- What you should do -
Keep every line where the word "share" appears; drop the rest.

Items from a dataset
--------------------
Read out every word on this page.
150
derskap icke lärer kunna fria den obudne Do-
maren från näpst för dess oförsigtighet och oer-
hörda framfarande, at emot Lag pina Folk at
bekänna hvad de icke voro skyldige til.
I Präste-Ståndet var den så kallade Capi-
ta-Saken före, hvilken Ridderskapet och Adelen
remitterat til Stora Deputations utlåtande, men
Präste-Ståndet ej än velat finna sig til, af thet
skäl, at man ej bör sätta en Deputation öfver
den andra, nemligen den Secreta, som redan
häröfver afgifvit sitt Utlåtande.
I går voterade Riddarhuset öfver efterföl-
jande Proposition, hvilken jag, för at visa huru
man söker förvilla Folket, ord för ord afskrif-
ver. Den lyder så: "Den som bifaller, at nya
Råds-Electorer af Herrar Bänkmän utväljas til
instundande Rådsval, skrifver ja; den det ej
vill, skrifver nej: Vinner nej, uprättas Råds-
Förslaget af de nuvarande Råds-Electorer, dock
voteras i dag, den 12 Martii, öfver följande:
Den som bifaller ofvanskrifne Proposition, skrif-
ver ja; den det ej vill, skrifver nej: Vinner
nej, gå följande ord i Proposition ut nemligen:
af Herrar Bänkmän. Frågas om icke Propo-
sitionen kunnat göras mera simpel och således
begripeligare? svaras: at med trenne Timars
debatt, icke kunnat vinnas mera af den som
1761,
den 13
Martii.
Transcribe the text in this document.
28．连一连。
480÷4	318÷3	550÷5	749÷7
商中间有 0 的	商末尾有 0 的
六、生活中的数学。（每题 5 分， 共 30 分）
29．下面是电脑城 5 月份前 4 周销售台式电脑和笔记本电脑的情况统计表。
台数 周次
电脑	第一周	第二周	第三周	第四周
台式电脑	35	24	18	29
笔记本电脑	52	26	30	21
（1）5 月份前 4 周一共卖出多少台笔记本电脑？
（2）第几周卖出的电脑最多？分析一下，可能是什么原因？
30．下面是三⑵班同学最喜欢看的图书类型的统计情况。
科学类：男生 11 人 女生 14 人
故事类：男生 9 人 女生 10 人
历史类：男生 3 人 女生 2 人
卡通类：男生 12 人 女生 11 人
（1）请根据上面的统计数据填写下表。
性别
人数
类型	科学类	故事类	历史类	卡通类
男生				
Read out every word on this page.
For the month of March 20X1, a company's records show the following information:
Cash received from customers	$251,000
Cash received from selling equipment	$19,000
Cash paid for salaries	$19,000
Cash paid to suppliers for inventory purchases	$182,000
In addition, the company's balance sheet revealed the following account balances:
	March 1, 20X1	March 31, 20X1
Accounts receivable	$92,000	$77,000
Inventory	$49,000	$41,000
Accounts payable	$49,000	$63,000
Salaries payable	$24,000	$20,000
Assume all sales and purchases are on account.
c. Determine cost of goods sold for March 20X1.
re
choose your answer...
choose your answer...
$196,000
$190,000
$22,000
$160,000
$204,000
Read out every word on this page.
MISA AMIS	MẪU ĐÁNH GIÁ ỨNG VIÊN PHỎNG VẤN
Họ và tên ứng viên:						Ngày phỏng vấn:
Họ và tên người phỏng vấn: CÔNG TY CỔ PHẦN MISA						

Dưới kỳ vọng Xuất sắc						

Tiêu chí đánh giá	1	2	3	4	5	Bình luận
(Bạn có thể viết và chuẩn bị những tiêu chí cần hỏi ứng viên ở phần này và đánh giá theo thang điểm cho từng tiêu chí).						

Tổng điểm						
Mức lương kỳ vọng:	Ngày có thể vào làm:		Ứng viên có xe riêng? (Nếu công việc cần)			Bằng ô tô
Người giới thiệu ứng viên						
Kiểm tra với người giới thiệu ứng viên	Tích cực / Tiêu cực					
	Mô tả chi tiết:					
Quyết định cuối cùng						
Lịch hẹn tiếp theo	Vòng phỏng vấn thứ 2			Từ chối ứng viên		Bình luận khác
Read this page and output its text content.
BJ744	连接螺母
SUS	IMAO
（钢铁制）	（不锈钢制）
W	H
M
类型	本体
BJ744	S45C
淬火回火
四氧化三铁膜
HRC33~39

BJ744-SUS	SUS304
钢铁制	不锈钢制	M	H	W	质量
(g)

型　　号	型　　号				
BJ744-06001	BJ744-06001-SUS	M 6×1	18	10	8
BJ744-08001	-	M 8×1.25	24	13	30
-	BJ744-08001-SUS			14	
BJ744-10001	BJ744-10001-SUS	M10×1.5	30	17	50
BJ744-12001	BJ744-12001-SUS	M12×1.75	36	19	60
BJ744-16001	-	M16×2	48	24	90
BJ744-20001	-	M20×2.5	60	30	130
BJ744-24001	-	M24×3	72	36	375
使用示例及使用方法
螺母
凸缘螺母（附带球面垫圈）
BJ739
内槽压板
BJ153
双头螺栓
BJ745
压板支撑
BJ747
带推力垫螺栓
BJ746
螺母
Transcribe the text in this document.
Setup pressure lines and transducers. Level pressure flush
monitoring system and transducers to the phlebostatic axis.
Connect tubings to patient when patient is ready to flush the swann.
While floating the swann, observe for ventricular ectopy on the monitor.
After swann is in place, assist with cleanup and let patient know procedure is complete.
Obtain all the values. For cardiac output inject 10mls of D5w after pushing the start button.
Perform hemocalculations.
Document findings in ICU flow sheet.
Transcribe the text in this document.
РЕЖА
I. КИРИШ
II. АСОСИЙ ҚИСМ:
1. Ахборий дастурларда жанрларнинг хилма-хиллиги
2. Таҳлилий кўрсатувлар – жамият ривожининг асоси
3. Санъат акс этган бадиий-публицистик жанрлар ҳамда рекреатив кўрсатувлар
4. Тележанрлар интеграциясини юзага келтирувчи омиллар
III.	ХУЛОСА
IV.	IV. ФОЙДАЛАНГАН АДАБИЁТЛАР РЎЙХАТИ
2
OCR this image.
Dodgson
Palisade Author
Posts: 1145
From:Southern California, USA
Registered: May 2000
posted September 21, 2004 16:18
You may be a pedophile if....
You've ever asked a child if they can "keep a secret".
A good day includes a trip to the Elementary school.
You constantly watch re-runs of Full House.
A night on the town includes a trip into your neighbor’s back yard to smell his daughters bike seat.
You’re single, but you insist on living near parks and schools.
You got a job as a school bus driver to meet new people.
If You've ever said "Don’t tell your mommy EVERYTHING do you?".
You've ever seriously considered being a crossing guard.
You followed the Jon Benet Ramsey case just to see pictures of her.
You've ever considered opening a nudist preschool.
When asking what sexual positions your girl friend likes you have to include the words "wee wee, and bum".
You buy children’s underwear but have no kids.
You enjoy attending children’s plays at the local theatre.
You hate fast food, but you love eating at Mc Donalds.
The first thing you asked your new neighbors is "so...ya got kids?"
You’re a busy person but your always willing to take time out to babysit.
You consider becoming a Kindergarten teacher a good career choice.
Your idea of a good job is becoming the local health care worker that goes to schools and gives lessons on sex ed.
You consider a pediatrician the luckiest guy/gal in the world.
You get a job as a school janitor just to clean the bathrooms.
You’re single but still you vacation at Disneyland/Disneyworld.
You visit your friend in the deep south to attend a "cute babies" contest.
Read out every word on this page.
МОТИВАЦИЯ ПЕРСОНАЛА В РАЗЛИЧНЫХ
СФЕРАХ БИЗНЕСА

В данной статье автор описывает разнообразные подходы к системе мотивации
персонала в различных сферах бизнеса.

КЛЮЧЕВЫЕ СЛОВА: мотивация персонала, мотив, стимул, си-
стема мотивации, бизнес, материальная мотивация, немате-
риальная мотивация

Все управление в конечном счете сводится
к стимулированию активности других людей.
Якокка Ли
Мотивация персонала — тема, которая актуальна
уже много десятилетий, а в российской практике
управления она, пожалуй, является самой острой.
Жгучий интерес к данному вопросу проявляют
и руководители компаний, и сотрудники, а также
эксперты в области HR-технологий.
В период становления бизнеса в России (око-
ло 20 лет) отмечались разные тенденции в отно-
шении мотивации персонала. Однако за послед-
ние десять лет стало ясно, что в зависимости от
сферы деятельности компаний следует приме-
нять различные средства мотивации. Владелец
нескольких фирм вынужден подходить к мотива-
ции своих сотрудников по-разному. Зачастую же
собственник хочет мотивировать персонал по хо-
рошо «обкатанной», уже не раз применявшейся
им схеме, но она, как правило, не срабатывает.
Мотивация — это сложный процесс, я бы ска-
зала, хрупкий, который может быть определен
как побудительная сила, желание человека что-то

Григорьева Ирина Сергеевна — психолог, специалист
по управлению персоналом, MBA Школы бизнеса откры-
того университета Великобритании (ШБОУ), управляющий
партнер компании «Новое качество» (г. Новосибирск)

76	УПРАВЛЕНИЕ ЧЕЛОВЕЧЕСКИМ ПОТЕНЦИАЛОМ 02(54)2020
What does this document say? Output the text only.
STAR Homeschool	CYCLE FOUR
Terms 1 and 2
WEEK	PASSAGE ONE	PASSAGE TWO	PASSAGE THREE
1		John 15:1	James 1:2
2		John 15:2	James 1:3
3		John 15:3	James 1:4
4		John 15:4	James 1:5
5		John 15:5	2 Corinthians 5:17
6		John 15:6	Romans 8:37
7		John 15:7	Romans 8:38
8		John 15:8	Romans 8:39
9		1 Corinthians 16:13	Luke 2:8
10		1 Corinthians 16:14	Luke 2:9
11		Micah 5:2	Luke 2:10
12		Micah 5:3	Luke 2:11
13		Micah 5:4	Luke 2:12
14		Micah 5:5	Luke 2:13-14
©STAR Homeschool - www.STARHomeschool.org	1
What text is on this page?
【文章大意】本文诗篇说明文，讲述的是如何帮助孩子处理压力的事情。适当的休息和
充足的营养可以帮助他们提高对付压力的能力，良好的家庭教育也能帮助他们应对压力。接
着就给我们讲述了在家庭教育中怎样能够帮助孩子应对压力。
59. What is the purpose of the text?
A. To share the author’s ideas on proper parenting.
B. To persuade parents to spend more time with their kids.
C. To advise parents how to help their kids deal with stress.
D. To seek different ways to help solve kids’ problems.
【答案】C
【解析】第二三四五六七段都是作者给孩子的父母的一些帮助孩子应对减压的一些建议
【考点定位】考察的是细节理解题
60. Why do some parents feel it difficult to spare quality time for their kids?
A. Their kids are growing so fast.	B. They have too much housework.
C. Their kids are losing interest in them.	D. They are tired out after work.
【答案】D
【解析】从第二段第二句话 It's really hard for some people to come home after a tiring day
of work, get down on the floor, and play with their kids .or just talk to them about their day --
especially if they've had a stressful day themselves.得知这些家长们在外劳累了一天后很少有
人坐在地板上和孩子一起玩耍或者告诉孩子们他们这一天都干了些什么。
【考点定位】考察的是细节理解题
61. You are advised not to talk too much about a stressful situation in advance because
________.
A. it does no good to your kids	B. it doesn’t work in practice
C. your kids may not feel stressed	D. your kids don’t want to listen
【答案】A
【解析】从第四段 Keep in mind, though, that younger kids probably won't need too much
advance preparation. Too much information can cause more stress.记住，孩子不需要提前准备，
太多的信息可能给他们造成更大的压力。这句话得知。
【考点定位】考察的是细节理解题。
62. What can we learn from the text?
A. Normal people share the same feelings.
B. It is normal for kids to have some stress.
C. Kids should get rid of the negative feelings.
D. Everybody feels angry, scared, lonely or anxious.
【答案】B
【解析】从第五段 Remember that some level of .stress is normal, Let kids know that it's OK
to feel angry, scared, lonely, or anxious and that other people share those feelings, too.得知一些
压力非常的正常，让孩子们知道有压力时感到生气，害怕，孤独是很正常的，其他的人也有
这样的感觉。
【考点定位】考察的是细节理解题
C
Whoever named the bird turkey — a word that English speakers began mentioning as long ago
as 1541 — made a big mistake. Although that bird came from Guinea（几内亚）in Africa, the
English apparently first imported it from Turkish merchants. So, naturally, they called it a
--------------------
- Completed exercise -
A. To share the author’s ideas on proper parenting.
A. Normal people share the same feelings.
to feel angry, scared, lonely, or anxious and that other people share those feelings, too.得知一些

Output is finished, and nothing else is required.